- REQUIRED TASK
Using the data below, copy every line that contains the word "name".

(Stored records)
○ ○ ○

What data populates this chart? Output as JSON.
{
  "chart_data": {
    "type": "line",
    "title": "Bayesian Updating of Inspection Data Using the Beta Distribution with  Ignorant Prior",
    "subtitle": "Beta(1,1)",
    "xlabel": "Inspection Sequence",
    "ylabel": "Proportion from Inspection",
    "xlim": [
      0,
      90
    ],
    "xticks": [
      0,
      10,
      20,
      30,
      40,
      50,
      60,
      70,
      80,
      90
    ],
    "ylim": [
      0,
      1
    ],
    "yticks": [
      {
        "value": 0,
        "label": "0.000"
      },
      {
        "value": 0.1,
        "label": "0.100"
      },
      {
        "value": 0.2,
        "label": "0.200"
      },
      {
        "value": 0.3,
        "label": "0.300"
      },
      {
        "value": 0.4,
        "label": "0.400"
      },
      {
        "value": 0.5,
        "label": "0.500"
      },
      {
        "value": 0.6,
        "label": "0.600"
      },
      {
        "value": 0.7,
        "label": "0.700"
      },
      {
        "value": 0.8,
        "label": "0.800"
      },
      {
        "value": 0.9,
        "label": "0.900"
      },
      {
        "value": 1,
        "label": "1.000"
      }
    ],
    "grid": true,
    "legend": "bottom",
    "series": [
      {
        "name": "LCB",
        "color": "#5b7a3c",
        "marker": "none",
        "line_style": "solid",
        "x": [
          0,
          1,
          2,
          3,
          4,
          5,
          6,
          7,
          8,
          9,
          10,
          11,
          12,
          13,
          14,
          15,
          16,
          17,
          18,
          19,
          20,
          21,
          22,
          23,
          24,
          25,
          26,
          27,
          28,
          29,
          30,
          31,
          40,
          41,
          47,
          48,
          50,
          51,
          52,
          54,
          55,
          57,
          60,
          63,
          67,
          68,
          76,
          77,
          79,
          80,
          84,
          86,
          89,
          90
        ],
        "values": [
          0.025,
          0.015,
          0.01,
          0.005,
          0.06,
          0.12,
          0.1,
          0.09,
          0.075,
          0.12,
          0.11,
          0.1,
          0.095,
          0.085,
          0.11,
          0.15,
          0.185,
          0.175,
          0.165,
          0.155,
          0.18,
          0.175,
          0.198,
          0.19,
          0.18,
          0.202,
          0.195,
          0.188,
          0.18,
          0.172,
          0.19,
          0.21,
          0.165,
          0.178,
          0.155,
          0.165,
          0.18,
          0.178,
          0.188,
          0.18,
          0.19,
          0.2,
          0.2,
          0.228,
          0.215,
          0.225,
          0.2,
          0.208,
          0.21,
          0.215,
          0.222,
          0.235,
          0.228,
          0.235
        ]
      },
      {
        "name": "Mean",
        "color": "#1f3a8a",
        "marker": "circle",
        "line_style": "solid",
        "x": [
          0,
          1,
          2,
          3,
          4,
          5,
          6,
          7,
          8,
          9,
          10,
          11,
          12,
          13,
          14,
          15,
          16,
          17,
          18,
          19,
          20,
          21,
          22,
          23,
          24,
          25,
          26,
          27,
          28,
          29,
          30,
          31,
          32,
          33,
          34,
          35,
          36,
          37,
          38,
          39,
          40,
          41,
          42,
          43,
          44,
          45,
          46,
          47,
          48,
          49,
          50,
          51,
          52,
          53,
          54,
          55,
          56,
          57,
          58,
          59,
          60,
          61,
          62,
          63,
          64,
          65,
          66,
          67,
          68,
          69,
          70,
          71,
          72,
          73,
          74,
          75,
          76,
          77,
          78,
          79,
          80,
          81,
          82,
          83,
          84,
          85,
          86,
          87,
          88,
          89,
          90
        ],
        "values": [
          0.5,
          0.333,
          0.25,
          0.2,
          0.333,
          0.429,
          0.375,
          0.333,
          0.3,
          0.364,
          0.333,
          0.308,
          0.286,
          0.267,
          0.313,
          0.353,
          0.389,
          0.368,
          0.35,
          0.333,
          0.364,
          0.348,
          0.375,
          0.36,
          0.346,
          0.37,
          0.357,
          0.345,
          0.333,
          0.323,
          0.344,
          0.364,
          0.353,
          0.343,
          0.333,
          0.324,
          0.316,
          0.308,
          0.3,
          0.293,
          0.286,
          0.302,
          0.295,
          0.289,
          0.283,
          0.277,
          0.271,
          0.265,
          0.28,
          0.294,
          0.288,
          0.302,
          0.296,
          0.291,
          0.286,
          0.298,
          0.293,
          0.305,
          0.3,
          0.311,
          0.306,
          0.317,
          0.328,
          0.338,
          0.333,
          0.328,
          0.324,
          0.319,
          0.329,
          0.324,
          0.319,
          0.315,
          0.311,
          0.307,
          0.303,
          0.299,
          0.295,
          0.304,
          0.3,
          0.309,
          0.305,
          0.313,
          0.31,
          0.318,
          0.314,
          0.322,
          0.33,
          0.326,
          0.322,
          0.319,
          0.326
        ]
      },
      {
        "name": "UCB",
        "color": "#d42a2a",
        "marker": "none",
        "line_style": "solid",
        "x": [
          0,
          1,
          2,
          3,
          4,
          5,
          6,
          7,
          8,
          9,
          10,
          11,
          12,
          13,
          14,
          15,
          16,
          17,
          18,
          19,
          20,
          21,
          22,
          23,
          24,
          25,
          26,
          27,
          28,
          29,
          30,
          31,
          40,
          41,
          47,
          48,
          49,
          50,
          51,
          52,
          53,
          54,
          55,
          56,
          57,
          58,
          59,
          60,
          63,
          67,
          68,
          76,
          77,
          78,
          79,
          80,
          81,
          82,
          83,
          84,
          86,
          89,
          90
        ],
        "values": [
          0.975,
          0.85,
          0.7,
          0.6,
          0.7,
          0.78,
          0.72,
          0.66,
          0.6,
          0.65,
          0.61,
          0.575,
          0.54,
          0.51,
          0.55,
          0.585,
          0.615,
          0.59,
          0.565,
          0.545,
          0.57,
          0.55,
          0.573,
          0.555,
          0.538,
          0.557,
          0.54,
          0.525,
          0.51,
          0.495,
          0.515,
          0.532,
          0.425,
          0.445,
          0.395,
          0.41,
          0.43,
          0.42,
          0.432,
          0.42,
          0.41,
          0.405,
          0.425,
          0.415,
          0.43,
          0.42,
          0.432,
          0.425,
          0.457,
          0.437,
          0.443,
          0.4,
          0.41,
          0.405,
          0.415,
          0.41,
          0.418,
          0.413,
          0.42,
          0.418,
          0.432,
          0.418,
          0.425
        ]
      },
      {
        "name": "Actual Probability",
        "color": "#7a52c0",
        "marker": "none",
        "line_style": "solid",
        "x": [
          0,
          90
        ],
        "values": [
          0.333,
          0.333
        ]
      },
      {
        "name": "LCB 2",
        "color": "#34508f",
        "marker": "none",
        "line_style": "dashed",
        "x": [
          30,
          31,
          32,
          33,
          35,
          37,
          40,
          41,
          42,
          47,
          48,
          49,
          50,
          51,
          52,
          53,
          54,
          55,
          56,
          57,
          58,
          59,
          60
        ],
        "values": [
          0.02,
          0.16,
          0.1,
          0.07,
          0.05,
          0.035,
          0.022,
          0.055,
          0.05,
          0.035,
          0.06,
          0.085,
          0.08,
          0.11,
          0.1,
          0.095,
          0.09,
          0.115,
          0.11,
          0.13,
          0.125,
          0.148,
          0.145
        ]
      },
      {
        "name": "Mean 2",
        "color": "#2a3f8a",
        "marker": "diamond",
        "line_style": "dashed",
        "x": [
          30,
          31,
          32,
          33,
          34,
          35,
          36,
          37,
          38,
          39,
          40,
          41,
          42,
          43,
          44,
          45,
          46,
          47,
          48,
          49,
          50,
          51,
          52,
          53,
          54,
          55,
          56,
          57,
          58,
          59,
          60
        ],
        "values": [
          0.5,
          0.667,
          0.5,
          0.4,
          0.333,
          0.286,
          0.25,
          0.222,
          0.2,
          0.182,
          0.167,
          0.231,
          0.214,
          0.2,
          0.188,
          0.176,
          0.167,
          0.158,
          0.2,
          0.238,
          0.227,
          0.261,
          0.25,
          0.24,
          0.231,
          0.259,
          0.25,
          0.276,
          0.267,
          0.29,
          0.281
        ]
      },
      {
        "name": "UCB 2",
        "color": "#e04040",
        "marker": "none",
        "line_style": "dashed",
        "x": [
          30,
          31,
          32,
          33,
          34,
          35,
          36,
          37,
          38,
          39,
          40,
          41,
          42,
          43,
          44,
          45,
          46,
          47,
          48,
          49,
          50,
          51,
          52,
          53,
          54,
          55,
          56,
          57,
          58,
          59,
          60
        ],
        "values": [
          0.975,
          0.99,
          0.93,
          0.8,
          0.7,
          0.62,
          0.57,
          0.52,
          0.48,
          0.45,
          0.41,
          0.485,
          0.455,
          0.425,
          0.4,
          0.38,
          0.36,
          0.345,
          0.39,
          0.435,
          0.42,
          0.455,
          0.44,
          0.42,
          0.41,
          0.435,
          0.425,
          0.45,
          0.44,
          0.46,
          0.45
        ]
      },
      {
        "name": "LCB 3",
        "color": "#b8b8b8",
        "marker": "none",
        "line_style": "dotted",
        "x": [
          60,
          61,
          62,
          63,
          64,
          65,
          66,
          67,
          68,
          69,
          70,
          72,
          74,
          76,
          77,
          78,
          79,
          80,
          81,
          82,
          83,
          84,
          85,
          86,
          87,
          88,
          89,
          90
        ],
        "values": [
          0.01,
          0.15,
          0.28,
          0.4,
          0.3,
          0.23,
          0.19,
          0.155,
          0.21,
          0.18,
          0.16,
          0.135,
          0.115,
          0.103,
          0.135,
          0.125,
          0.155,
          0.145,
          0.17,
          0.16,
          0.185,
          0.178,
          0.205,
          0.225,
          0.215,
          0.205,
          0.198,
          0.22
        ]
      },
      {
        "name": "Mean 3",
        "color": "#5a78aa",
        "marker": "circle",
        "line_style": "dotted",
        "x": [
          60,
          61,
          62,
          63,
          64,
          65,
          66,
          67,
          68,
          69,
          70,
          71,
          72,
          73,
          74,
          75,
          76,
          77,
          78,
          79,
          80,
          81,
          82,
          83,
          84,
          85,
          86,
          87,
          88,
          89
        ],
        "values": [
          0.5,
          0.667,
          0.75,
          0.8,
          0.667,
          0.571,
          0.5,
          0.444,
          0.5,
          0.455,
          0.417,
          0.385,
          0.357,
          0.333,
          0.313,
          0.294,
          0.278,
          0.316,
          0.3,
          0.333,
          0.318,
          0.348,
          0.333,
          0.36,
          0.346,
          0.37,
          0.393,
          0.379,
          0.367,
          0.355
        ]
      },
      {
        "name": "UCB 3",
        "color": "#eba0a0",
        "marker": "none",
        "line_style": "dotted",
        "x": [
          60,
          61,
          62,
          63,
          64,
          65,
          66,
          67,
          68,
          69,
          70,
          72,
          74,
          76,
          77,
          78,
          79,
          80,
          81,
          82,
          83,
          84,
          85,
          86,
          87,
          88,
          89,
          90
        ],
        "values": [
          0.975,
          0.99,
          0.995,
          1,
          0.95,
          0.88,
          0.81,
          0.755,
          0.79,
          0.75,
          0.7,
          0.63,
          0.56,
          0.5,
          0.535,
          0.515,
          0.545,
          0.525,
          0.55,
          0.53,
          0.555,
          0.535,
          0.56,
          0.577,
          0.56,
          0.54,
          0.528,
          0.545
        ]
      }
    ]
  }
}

○ ○ ○

- WRITTEN REPLY
        "name": "LCB",
        "name": "Mean",
        "name": "UCB",
        "name": "Actual Probability",
        "name": "LCB 2",
        "name": "Mean 2",
        "name": "UCB 2",
        "name": "LCB 3",
        "name": "Mean 3",
        "name": "UCB 3",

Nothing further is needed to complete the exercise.